WHAT IS BEING ASKED: Copy the data word for word, keeping every line.

··· TASK INPUT ···

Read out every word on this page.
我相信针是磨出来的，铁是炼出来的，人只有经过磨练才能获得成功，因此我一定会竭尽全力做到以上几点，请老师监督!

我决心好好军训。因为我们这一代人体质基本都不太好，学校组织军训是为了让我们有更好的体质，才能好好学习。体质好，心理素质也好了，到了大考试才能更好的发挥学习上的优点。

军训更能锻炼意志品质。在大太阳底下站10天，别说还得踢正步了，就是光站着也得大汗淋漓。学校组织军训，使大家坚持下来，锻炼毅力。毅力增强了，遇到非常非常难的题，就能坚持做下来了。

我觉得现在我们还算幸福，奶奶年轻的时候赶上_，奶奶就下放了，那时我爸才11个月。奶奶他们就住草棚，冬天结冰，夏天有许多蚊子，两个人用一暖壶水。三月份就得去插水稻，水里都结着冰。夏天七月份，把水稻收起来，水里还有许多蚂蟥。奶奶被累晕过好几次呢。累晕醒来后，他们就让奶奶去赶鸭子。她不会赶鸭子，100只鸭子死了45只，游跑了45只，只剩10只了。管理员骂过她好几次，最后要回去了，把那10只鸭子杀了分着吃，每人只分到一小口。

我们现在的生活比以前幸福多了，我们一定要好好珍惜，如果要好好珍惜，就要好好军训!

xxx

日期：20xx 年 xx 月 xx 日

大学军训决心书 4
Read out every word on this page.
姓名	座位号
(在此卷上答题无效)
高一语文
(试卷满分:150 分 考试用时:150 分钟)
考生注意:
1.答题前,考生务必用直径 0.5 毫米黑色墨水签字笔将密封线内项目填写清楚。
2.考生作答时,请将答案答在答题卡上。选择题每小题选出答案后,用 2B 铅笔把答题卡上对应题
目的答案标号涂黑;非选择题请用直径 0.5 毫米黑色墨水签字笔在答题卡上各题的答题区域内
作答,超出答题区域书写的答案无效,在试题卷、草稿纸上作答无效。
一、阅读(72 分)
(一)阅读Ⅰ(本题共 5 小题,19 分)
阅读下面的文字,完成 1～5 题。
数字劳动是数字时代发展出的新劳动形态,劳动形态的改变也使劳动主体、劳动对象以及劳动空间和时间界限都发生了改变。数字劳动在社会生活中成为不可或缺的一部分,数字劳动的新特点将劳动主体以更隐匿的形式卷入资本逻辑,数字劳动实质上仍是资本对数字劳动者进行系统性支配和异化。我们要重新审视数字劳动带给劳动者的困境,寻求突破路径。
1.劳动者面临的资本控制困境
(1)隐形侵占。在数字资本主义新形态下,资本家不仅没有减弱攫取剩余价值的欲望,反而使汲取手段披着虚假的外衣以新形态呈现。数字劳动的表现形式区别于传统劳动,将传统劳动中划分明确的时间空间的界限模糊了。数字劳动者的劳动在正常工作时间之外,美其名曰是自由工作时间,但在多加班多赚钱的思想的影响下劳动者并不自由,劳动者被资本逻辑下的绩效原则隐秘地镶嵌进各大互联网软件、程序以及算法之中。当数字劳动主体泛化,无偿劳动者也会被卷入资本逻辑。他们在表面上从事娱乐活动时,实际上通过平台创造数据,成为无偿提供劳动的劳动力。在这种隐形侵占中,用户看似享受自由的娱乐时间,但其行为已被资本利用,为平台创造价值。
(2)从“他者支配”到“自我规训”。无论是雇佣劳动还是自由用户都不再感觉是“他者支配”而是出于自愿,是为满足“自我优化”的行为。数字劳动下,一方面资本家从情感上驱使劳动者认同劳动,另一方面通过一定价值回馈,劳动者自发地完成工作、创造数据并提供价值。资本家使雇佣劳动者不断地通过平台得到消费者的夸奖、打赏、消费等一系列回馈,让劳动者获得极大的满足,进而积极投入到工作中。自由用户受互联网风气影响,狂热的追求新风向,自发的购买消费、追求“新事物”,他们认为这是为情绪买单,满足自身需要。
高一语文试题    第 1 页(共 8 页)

···

TASK RESPONSE:
Read out every word on this page.
我相信针是磨出来的，铁是炼出来的，人只有经过磨练才能获得成功，因此我一定会竭尽全力做到以上几点，请老师监督!

我决心好好军训。因为我们这一代人体质基本都不太好，学校组织军训是为了让我们有更好的体质，才能好好学习。体质好，心理素质也好了，到了大考试才能更好的发挥学习上的优点。

军训更能锻炼意志品质。在大太阳底下站10天，别说还得踢正步了，就是光站着也得大汗淋漓。学校组织军训，使大家坚持下来，锻炼毅力。毅力增强了，遇到非常非常难的题，就能坚持做下来了。

我觉得现在我们还算幸福，奶奶年轻的时候赶上_，奶奶就下放了，那时我爸才11个月。奶奶他们就住草棚，冬天结冰，夏天有许多蚊子，两个人用一暖壶水。三月份就得去插水稻，水里都结着冰。夏天七月份，把水稻收起来，水里还有许多蚂蟥。奶奶被累晕过好几次呢。累晕醒来后，他们就让奶奶去赶鸭子。她不会赶鸭子，100只鸭子死了45只，游跑了45只，只剩10只了。管理员骂过她好几次，最后要回去了，把那10只鸭子杀了分着吃，每人只分到一小口。

我们现在的生活比以前幸福多了，我们一定要好好珍惜，如果要好好珍惜，就要好好军训!

xxx

日期：20xx 年 xx 月 xx 日

大学军训决心书 4
Read out every word on this page.
姓名	座位号
(在此卷上答题无效)
高一语文
(试卷满分:150 分 考试用时:150 分钟)
考生注意:
1.答题前,考生务必用直径 0.5 毫米黑色墨水签字笔将密封线内项目填写清楚。
2.考生作答时,请将答案答在答题卡上。选择题每小题选出答案后,用 2B 铅笔把答题卡上对应题
目的答案标号涂黑;非选择题请用直径 0.5 毫米黑色墨水签字笔在答题卡上各题的答题区域内
作答,超出答题区域书写的答案无效,在试题卷、草稿纸上作答无效。
一、阅读(72 分)
(一)阅读Ⅰ(本题共 5 小题,19 分)
阅读下面的文字,完成 1～5 题。
数字劳动是数字时代发展出的新劳动形态,劳动形态的改变也使劳动主体、劳动对象以及劳动空间和时间界限都发生了改变。数字劳动在社会生活中成为不可或缺的一部分,数字劳动的新特点将劳动主体以更隐匿的形式卷入资本逻辑,数字劳动实质上仍是资本对数字劳动者进行系统性支配和异化。我们要重新审视数字劳动带给劳动者的困境,寻求突破路径。
1.劳动者面临的资本控制困境
(1)隐形侵占。在数字资本主义新形态下,资本家不仅没有减弱攫取剩余价值的欲望,反而使汲取手段披着虚假的外衣以新形态呈现。数字劳动的表现形式区别于传统劳动,将传统劳动中划分明确的时间空间的界限模糊了。数字劳动者的劳动在正常工作时间之外,美其名曰是自由工作时间,但在多加班多赚钱的思想的影响下劳动者并不自由,劳动者被资本逻辑下的绩效原则隐秘地镶嵌进各大互联网软件、程序以及算法之中。当数字劳动主体泛化,无偿劳动者也会被卷入资本逻辑。他们在表面上从事娱乐活动时,实际上通过平台创造数据,成为无偿提供劳动的劳动力。在这种隐形侵占中,用户看似享受自由的娱乐时间,但其行为已被资本利用,为平台创造价值。
(2)从“他者支配”到“自我规训”。无论是雇佣劳动还是自由用户都不再感觉是“他者支配”而是出于自愿,是为满足“自我优化”的行为。数字劳动下,一方面资本家从情感上驱使劳动者认同劳动,另一方面通过一定价值回馈,劳动者自发地完成工作、创造数据并提供价值。资本家使雇佣劳动者不断地通过平台得到消费者的夸奖、打赏、消费等一系列回馈,让劳动者获得极大的满足,进而积极投入到工作中。自由用户受互联网风气影响,狂热的追求新风向,自发的购买消费、追求“新事物”,他们认为这是为情绪买单,满足自身需要。
高一语文试题    第 1 页(共 8 页)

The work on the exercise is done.